→ GOAL
Images excluded, repeat each entry below exactly.

→ Data entries

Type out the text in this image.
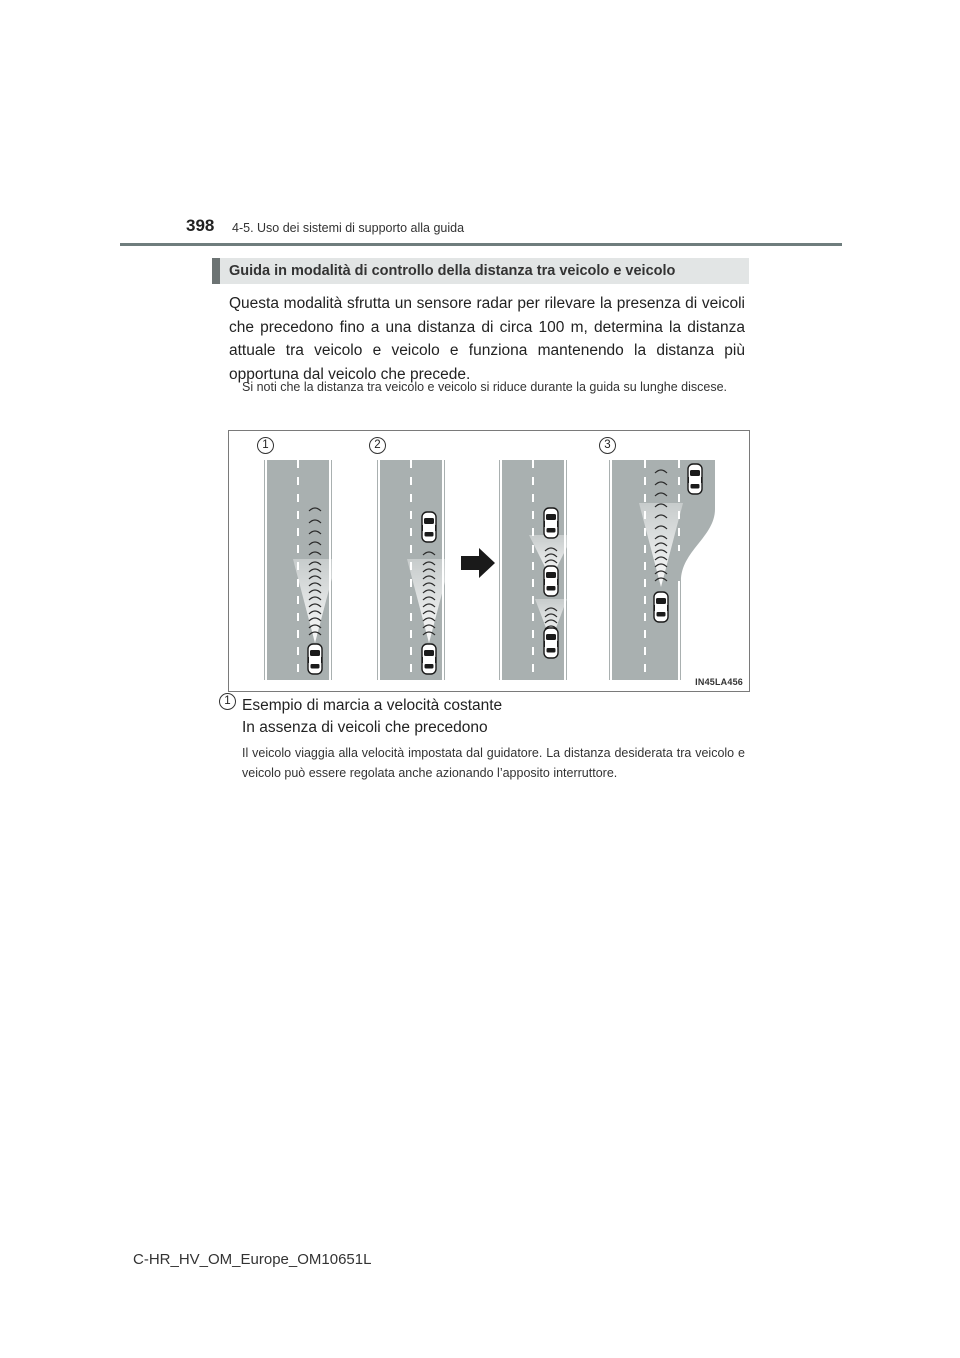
398 4-5. Uso dei sistemi di supporto alla guida
Guida in modalità di controllo della distanza tra veicolo e veicolo
Questa modalità sfrutta un sensore radar per rilevare la presenza di veicoli che precedono fino a una distanza di circa 100 m, determina la distanza attuale tra veicolo e veicolo e funziona mantenendo la distanza più opportuna dal veicolo che precede.
Si noti che la distanza tra veicolo e veicolo si riduce durante la guida su lunghe discese.
1	2	3
IN45LA456
1 Esempio di marcia a velocità costante
In assenza di veicoli che precedono
Il veicolo viaggia alla velocità impostata dal guidatore. La distanza desiderata tra veicolo e veicolo può essere regolata anche azionando l’apposito interruttore.
C-HR_HV_OM_Europe_OM10651L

→ SOLVED PROBLEM
Type out the text in this image.
398 4-5. Uso dei sistemi di supporto alla guida
Guida in modalità di controllo della distanza tra veicolo e veicolo
Questa modalità sfrutta un sensore radar per rilevare la presenza di veicoli che precedono fino a una distanza di circa 100 m, determina la distanza attuale tra veicolo e veicolo e funziona mantenendo la distanza più opportuna dal veicolo che precede.
Si noti che la distanza tra veicolo e veicolo si riduce durante la guida su lunghe discese.
1	2	3
IN45LA456
1 Esempio di marcia a velocità costante
In assenza di veicoli che precedono
Il veicolo viaggia alla velocità impostata dal guidatore. La distanza desiderata tra veicolo e veicolo può essere regolata anche azionando l’apposito interruttore.
C-HR_HV_OM_Europe_OM10651L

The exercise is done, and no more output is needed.